| WORK TO COMPLETE |
Type out the material below exactly.

[Start ENTRIES PROVIDED]

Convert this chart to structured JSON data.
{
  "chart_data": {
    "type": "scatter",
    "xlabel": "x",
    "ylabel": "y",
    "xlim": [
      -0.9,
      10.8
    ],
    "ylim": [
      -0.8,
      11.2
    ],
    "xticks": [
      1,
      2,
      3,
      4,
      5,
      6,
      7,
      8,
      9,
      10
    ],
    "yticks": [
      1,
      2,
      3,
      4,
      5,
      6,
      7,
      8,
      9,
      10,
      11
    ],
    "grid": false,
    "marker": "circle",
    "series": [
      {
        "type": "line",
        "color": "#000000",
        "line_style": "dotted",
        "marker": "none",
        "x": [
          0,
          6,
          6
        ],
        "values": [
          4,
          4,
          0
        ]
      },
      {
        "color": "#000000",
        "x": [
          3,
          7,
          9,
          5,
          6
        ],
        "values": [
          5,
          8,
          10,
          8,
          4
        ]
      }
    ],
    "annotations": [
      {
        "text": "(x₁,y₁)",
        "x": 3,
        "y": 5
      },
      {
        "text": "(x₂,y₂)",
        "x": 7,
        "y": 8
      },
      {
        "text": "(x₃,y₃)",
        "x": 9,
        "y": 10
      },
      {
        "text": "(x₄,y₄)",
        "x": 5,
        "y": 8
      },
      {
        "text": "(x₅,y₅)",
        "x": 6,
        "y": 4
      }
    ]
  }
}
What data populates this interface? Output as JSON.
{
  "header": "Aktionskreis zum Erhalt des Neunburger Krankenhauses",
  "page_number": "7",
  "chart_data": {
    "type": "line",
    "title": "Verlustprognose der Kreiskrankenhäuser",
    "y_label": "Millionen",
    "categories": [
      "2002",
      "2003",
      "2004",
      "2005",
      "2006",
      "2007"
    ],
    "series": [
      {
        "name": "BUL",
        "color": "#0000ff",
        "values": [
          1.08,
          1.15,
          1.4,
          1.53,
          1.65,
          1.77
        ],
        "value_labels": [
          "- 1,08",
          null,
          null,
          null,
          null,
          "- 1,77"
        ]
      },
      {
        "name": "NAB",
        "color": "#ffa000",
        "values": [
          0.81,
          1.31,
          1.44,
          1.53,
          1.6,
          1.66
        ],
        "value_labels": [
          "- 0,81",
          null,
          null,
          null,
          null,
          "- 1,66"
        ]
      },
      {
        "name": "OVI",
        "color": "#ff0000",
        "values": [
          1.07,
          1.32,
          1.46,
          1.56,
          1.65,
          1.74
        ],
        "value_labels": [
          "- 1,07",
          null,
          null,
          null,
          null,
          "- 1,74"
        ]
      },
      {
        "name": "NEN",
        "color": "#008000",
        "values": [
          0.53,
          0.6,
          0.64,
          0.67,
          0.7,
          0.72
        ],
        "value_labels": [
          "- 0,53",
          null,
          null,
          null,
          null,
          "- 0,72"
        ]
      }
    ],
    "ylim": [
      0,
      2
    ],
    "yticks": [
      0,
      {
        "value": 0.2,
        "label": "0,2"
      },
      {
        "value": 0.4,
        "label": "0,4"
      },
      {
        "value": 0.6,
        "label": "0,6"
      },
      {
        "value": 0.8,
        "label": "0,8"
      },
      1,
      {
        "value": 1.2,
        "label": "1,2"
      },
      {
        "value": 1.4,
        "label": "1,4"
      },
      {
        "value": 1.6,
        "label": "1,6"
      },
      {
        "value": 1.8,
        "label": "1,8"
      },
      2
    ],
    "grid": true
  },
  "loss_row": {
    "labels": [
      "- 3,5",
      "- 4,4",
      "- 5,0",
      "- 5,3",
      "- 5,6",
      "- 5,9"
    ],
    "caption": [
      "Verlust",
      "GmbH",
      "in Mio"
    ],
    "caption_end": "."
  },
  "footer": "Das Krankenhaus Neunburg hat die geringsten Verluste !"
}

[End ENTRIES PROVIDED]

| THE COMPLETED TASK |
Convert this chart to structured JSON data.
{
  "chart_data": {
    "type": "scatter",
    "xlabel": "x",
    "ylabel": "y",
    "xlim": [
      -0.9,
      10.8
    ],
    "ylim": [
      -0.8,
      11.2
    ],
    "xticks": [
      1,
      2,
      3,
      4,
      5,
      6,
      7,
      8,
      9,
      10
    ],
    "yticks": [
      1,
      2,
      3,
      4,
      5,
      6,
      7,
      8,
      9,
      10,
      11
    ],
    "grid": false,
    "marker": "circle",
    "series": [
      {
        "type": "line",
        "color": "#000000",
        "line_style": "dotted",
        "marker": "none",
        "x": [
          0,
          6,
          6
        ],
        "values": [
          4,
          4,
          0
        ]
      },
      {
        "color": "#000000",
        "x": [
          3,
          7,
          9,
          5,
          6
        ],
        "values": [
          5,
          8,
          10,
          8,
          4
        ]
      }
    ],
    "annotations": [
      {
        "text": "(x₁,y₁)",
        "x": 3,
        "y": 5
      },
      {
        "text": "(x₂,y₂)",
        "x": 7,
        "y": 8
      },
      {
        "text": "(x₃,y₃)",
        "x": 9,
        "y": 10
      },
      {
        "text": "(x₄,y₄)",
        "x": 5,
        "y": 8
      },
      {
        "text": "(x₅,y₅)",
        "x": 6,
        "y": 4
      }
    ]
  }
}
What data populates this interface? Output as JSON.
{
  "header": "Aktionskreis zum Erhalt des Neunburger Krankenhauses",
  "page_number": "7",
  "chart_data": {
    "type": "line",
    "title": "Verlustprognose der Kreiskrankenhäuser",
    "y_label": "Millionen",
    "categories": [
      "2002",
      "2003",
      "2004",
      "2005",
      "2006",
      "2007"
    ],
    "series": [
      {
        "name": "BUL",
        "color": "#0000ff",
        "values": [
          1.08,
          1.15,
          1.4,
          1.53,
          1.65,
          1.77
        ],
        "value_labels": [
          "- 1,08",
          null,
          null,
          null,
          null,
          "- 1,77"
        ]
      },
      {
        "name": "NAB",
        "color": "#ffa000",
        "values": [
          0.81,
          1.31,
          1.44,
          1.53,
          1.6,
          1.66
        ],
        "value_labels": [
          "- 0,81",
          null,
          null,
          null,
          null,
          "- 1,66"
        ]
      },
      {
        "name": "OVI",
        "color": "#ff0000",
        "values": [
          1.07,
          1.32,
          1.46,
          1.56,
          1.65,
          1.74
        ],
        "value_labels": [
          "- 1,07",
          null,
          null,
          null,
          null,
          "- 1,74"
        ]
      },
      {
        "name": "NEN",
        "color": "#008000",
        "values": [
          0.53,
          0.6,
          0.64,
          0.67,
          0.7,
          0.72
        ],
        "value_labels": [
          "- 0,53",
          null,
          null,
          null,
          null,
          "- 0,72"
        ]
      }
    ],
    "ylim": [
      0,
      2
    ],
    "yticks": [
      0,
      {
        "value": 0.2,
        "label": "0,2"
      },
      {
        "value": 0.4,
        "label": "0,4"
      },
      {
        "value": 0.6,
        "label": "0,6"
      },
      {
        "value": 0.8,
        "label": "0,8"
      },
      1,
      {
        "value": 1.2,
        "label": "1,2"
      },
      {
        "value": 1.4,
        "label": "1,4"
      },
      {
        "value": 1.6,
        "label": "1,6"
      },
      {
        "value": 1.8,
        "label": "1,8"
      },
      2
    ],
    "grid": true
  },
  "loss_row": {
    "labels": [
      "- 3,5",
      "- 4,4",
      "- 5,0",
      "- 5,3",
      "- 5,6",
      "- 5,9"
    ],
    "caption": [
      "Verlust",
      "GmbH",
      "in Mio"
    ],
    "caption_end": "."
  },
  "footer": "Das Krankenhaus Neunburg hat die geringsten Verluste !"
}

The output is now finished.